Collected data entries:
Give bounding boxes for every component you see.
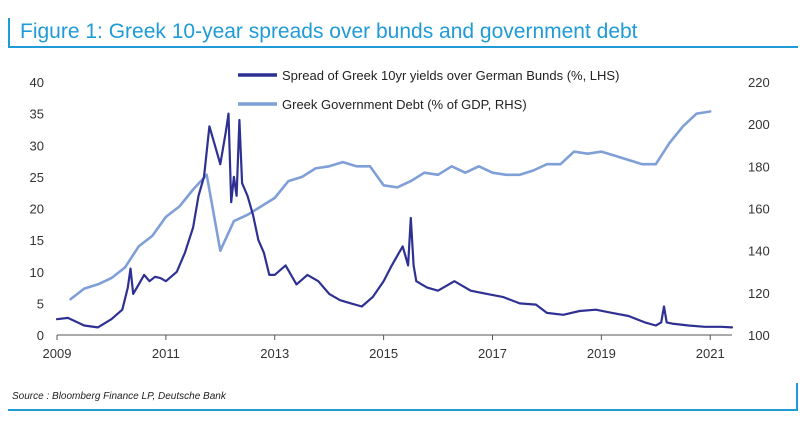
axes: 2009 2011 2013 2015 2017 2019 2021 0 5 10 15 20 25 30… (30, 75, 770, 361)
source-note: Source : Bloomberg Finance LP, Deutsche … (12, 391, 226, 402)
debt-line (69, 110, 712, 301)
x-tick-label: 2017 (478, 346, 507, 361)
x-tick-label: 2013 (260, 346, 289, 361)
spread-line (55, 112, 734, 329)
y-left-tick-label: 5 (37, 296, 44, 311)
chart-title: Figure 1: Greek 10-year spreads over bun… (20, 20, 638, 43)
y-right-tick-label: 120 (748, 286, 770, 301)
y-left-tick-label: 10 (30, 265, 44, 280)
y-left-tick-label: 40 (30, 75, 44, 90)
x-tick-label: 2021 (696, 346, 725, 361)
spread-series (55, 112, 734, 329)
debt-series (69, 110, 712, 301)
x-tick-label: 2011 (152, 346, 180, 361)
footer-bar: Source : Bloomberg Finance LP, Deutsche … (8, 383, 798, 411)
y-right-tick-label: 220 (748, 75, 770, 90)
y-right-tick-label: 200 (748, 117, 770, 132)
y-right-tick-label: 180 (748, 159, 770, 174)
chart: 2009 2011 2013 2015 2017 2019 2021 0 5 10 15 20 25 30… (30, 68, 770, 361)
y-left-tick-label: 30 (30, 138, 44, 153)
legend-label: Greek Government Debt (% of GDP, RHS) (282, 97, 527, 112)
x-tick-label: 2015 (369, 346, 398, 361)
x-tick-label: 2009 (43, 346, 72, 361)
y-left-tick-label: 35 (30, 107, 44, 122)
y-left-tick-label: 15 (30, 233, 44, 248)
title-bar: Figure 1: Greek 10-year spreads over bun… (8, 18, 798, 48)
y-right-tick-label: 160 (748, 202, 770, 217)
y-right-tick-label: 140 (748, 244, 770, 259)
legend-label: Spread of Greek 10yr yields over German … (282, 68, 619, 83)
x-tick-label: 2019 (587, 346, 616, 361)
y-left-tick-label: 0 (37, 328, 44, 343)
legend: Spread of Greek 10yr yields over German … (238, 68, 619, 112)
y-left-tick-label: 20 (30, 202, 44, 217)
y-left-tick-label: 25 (30, 170, 44, 185)
y-right-tick-label: 100 (748, 328, 770, 343)
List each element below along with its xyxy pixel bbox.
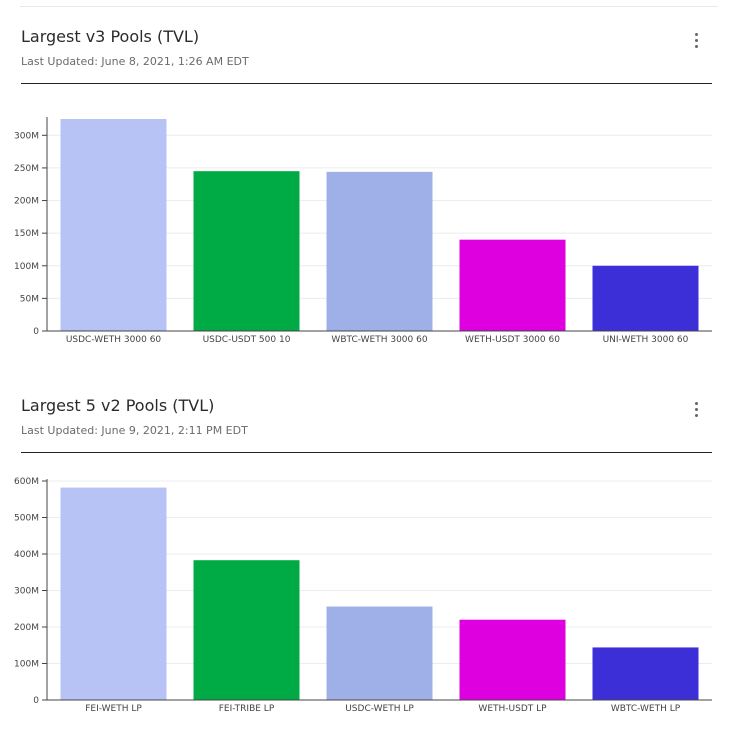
y-tick-label: 500M — [14, 514, 39, 524]
y-tick-label: 0 — [33, 327, 39, 337]
x-category-label: UNI-WETH 3000 60 — [603, 335, 689, 345]
y-tick-label: 250M — [14, 164, 39, 174]
header-rule — [21, 83, 712, 84]
bar-1 — [60, 119, 167, 331]
y-tick-label: 300M — [14, 131, 39, 141]
v3-pools-bar-chart: 0 50M 100M 150M 200M 250M 300M USDC-WETH 3000 6… — [14, 117, 712, 345]
y-tick-label: 200M — [14, 623, 39, 633]
bar-5 — [592, 265, 699, 331]
top-divider — [20, 6, 718, 7]
y-tick-label: 150M — [14, 229, 39, 239]
bar-2 — [193, 171, 300, 331]
bar-4 — [459, 239, 566, 331]
y-tick-label: 100M — [14, 262, 39, 272]
y-tick-label: 0 — [33, 696, 39, 706]
y-tick-label: 600M — [14, 477, 39, 487]
more-vertical-icon[interactable] — [690, 401, 702, 417]
x-category-label: FEI-WETH LP — [85, 704, 142, 714]
bar-3 — [326, 606, 433, 700]
y-tick-label: 200M — [14, 197, 39, 207]
last-updated-text: Last Updated: June 8, 2021, 1:26 AM EDT — [21, 55, 249, 68]
bar-4 — [459, 619, 566, 700]
last-updated-text: Last Updated: June 9, 2021, 2:11 PM EDT — [21, 424, 248, 437]
x-category-label: WETH-USDT LP — [478, 704, 547, 714]
x-category-label: WBTC-WETH 3000 60 — [331, 335, 427, 345]
x-category-label: USDC-WETH 3000 60 — [66, 335, 162, 345]
y-tick-label: 50M — [20, 294, 39, 304]
y-tick-label: 400M — [14, 550, 39, 560]
x-category-label: FEI-TRIBE LP — [219, 704, 275, 714]
y-tick-label: 100M — [14, 660, 39, 670]
x-category-label: WETH-USDT 3000 60 — [465, 335, 560, 345]
x-category-label: WBTC-WETH LP — [611, 704, 681, 714]
panel-title: Largest 5 v2 Pools (TVL) — [21, 396, 215, 415]
x-category-label: USDC-USDT 500 10 — [203, 335, 291, 345]
bar-1 — [60, 487, 167, 700]
bar-3 — [326, 171, 433, 331]
header-rule — [21, 452, 712, 453]
bar-2 — [193, 560, 300, 700]
x-category-label: USDC-WETH LP — [345, 704, 414, 714]
panel-title: Largest v3 Pools (TVL) — [21, 27, 200, 46]
y-tick-label: 300M — [14, 587, 39, 597]
bar-5 — [592, 647, 699, 700]
more-vertical-icon[interactable] — [690, 32, 702, 48]
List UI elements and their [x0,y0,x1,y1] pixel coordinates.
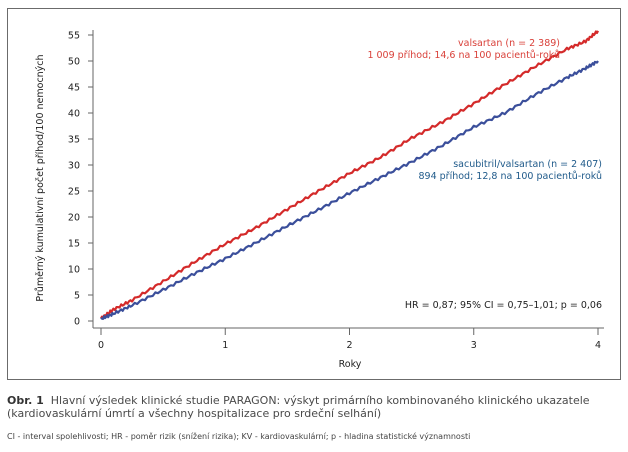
y-tick-label: 40 [68,109,80,120]
figure-footnote: CI - interval spolehlivosti; HR - poměr … [7,432,471,441]
y-tick-label: 50 [68,57,80,68]
valsartan-events-label: 1 009 příhod; 14,6 na 100 pacientů-roků [367,50,560,61]
y-tick-label: 0 [74,317,80,328]
y-tick-label: 45 [68,83,80,94]
y-tick-label: 10 [68,265,80,276]
y-tick-label: 55 [68,31,80,42]
figure-caption-text: Hlavní výsledek klinické studie PARAGON:… [7,394,590,420]
y-axis-title: Průměrný kumulativní počet příhod/100 ne… [35,54,46,301]
axes [92,30,604,329]
y-tick-label: 25 [68,187,80,198]
sacubitril-valsartan-label: sacubitril/valsartan (n = 2 407) [453,159,602,170]
figure-label: Obr. 1 [7,394,44,407]
figure-frame [7,8,621,380]
x-tick-label: 4 [595,340,601,351]
series-line-valsartan [100,30,599,320]
y-tick-label: 15 [68,239,80,250]
y-tick-label: 20 [68,213,80,224]
figure-caption: Obr. 1 Hlavní výsledek klinické studie P… [7,394,617,420]
x-tick-label: 3 [471,340,477,351]
chart: 0 5 10 15 20 25 30 35 40 45 50 55 0 1 2 3 4 Průměrný ku… [35,30,604,370]
y-tick-label: 35 [68,135,80,146]
y-tick-label: 30 [68,161,80,172]
series-line-sacubitril-valsartan [100,60,599,320]
x-tick-label: 0 [98,340,104,351]
y-ticks: 0 5 10 15 20 25 30 35 40 45 50 55 [68,31,93,328]
x-tick-label: 2 [346,340,352,351]
sacubitril-valsartan-events-label: 894 příhod; 12,8 na 100 pacientů-roků [419,171,603,182]
hazard-ratio-annotation: HR = 0,87; 95% CI = 0,75–1,01; p = 0,06 [405,300,602,311]
x-ticks: 0 1 2 3 4 [98,328,601,351]
x-tick-label: 1 [222,340,228,351]
series-group [100,30,599,320]
y-tick-label: 5 [74,291,80,302]
x-axis-title: Roky [339,359,362,370]
valsartan-label: valsartan (n = 2 389) [458,38,560,49]
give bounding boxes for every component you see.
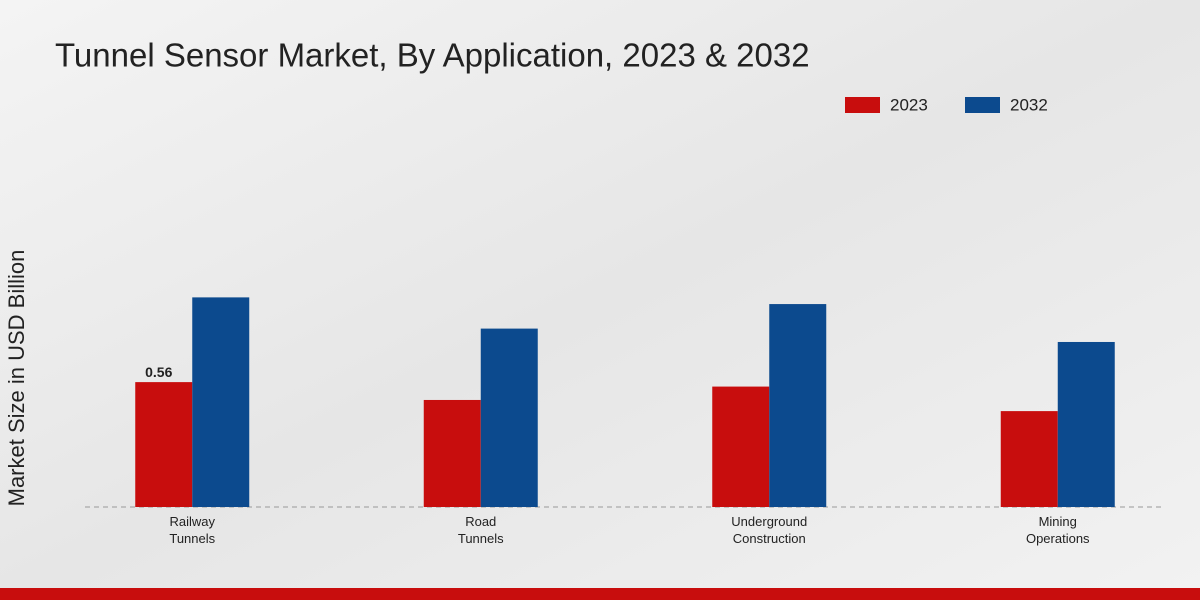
x-tick-label-line: Railway — [169, 514, 215, 529]
chart-title: Tunnel Sensor Market, By Application, 20… — [55, 37, 810, 74]
bar — [769, 304, 827, 507]
bar — [712, 386, 770, 507]
legend-swatch — [965, 97, 1000, 113]
bar — [1057, 341, 1115, 507]
data-label: 0.56 — [145, 364, 172, 380]
bar — [135, 382, 193, 507]
x-tick-label-line: Underground — [731, 514, 807, 529]
x-tick-label-line: Operations — [1026, 531, 1090, 546]
x-tick-label: Mining Operations — [1026, 514, 1090, 546]
x-tick-label: Road Tunnels — [458, 514, 504, 546]
footer-bar — [0, 588, 1200, 600]
y-axis-label: Market Size in USD Billion — [4, 250, 29, 507]
x-tick-label-line: Construction — [733, 531, 806, 546]
x-tick-label-line: Tunnels — [458, 531, 504, 546]
x-tick-label-line: Mining — [1039, 514, 1077, 529]
x-tick-label-line: Tunnels — [169, 531, 215, 546]
legend-swatch — [845, 97, 880, 113]
bar — [423, 399, 481, 507]
bar — [1000, 411, 1058, 507]
legend-label: 2032 — [1010, 95, 1048, 114]
x-tick-label-line: Road — [465, 514, 496, 529]
bar — [480, 328, 538, 507]
x-tick-label: Underground Construction — [731, 514, 807, 546]
bar — [192, 297, 250, 507]
x-tick-label: Railway Tunnels — [169, 514, 215, 546]
legend-label: 2023 — [890, 95, 928, 114]
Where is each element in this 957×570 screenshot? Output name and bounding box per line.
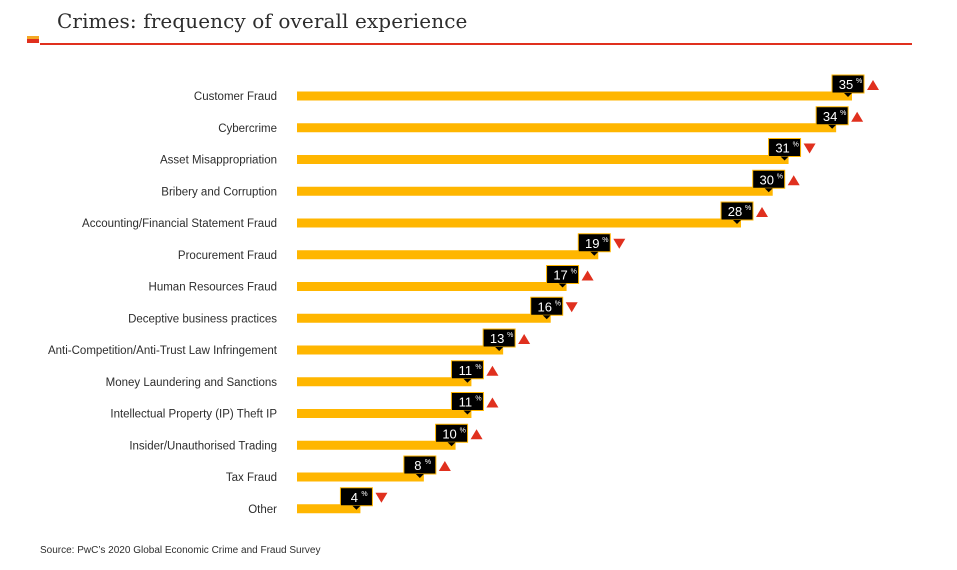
value-label: 28 bbox=[728, 204, 742, 219]
value-unit: % bbox=[777, 173, 783, 180]
value-label: 8 bbox=[414, 458, 421, 473]
callout-pointer bbox=[447, 442, 456, 447]
value-unit: % bbox=[602, 237, 608, 244]
value-label: 11 bbox=[459, 395, 473, 410]
trend-up-icon bbox=[438, 461, 451, 471]
value-unit: % bbox=[555, 300, 561, 307]
bar bbox=[297, 313, 551, 323]
category-label: Intellectual Property (IP) Theft IP bbox=[110, 409, 277, 421]
bar bbox=[297, 123, 837, 133]
trend-up-icon bbox=[518, 334, 531, 344]
category-label: Other bbox=[248, 504, 277, 516]
category-label: Bribery and Corruption bbox=[161, 186, 277, 198]
value-label: 4 bbox=[351, 490, 358, 505]
bar bbox=[297, 345, 504, 355]
value-label: 16 bbox=[537, 299, 551, 314]
trend-up-icon bbox=[486, 397, 499, 408]
value-unit: % bbox=[745, 205, 751, 212]
trend-up-icon bbox=[486, 365, 499, 376]
callout-pointer bbox=[828, 124, 837, 129]
value-label: 30 bbox=[759, 172, 773, 187]
trend-down-icon bbox=[803, 143, 816, 154]
trend-up-icon bbox=[867, 80, 879, 90]
trend-up-icon bbox=[470, 429, 483, 440]
trend-down-icon bbox=[613, 238, 626, 249]
category-label: Tax Fraud bbox=[226, 472, 277, 484]
bar bbox=[297, 472, 424, 482]
trend-up-icon bbox=[851, 111, 864, 122]
bar bbox=[297, 155, 789, 164]
brand-mark bbox=[27, 36, 39, 43]
value-label: 31 bbox=[775, 141, 789, 156]
value-label: 10 bbox=[442, 426, 456, 441]
value-unit: % bbox=[840, 110, 846, 117]
value-unit: % bbox=[571, 269, 577, 276]
bar bbox=[297, 186, 773, 196]
bar bbox=[297, 377, 472, 387]
value-unit: % bbox=[856, 78, 862, 85]
value-unit: % bbox=[475, 364, 481, 371]
bar bbox=[297, 91, 852, 101]
category-label: Money Laundering and Sanctions bbox=[106, 377, 278, 389]
callout-pointer bbox=[590, 251, 599, 256]
trend-down-icon bbox=[375, 492, 388, 503]
value-unit: % bbox=[475, 396, 481, 403]
value-label: 34 bbox=[823, 109, 837, 124]
callout-pointer bbox=[764, 188, 773, 193]
category-label: Human Resources Fraud bbox=[149, 282, 277, 294]
source-note: Source: PwC’s 2020 Global Economic Crime… bbox=[40, 545, 321, 556]
value-unit: % bbox=[361, 491, 367, 498]
bar bbox=[297, 409, 472, 418]
value-label: 35 bbox=[839, 77, 853, 92]
callout-pointer bbox=[415, 474, 424, 478]
title-rule bbox=[40, 43, 912, 45]
callout-pointer bbox=[352, 505, 361, 510]
bar bbox=[297, 250, 599, 260]
callout-pointer bbox=[780, 156, 789, 161]
bar bbox=[297, 282, 567, 291]
trend-up-icon bbox=[787, 175, 800, 186]
category-label: Customer Fraud bbox=[194, 91, 277, 103]
bar bbox=[297, 504, 361, 514]
category-label: Deceptive business practices bbox=[128, 313, 277, 325]
page-title: Crimes: frequency of overall experience bbox=[57, 9, 468, 33]
callout-pointer bbox=[495, 347, 504, 351]
callout-pointer bbox=[558, 283, 567, 288]
value-unit: % bbox=[425, 459, 431, 466]
category-label: Asset Misappropriation bbox=[160, 155, 277, 167]
value-unit: % bbox=[460, 427, 466, 434]
value-unit: % bbox=[793, 142, 799, 149]
trend-up-icon bbox=[581, 270, 594, 281]
category-label: Procurement Fraud bbox=[178, 250, 277, 262]
category-label: Insider/Unauthorised Trading bbox=[129, 440, 277, 452]
value-label: 19 bbox=[585, 236, 599, 251]
callout-pointer bbox=[844, 93, 852, 97]
value-label: 13 bbox=[490, 331, 504, 346]
bar bbox=[297, 440, 456, 450]
value-label: 11 bbox=[459, 363, 473, 378]
callout-pointer bbox=[542, 315, 551, 320]
value-label: 17 bbox=[553, 268, 567, 283]
category-label: Accounting/Financial Statement Fraud bbox=[82, 218, 277, 230]
bar bbox=[297, 218, 741, 228]
trend-down-icon bbox=[565, 302, 578, 313]
value-unit: % bbox=[507, 332, 513, 339]
callout-pointer bbox=[463, 378, 472, 383]
callout-pointer bbox=[463, 410, 472, 415]
category-label: Cybercrime bbox=[218, 123, 277, 135]
category-label: Anti-Competition/Anti-Trust Law Infringe… bbox=[48, 345, 278, 357]
callout-pointer bbox=[733, 220, 741, 224]
trend-up-icon bbox=[756, 207, 768, 217]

## SHORT EXERCISE
Please count the lines above that contain the string "interactable", and reply with only the number.

## WORKED SOLUTION
2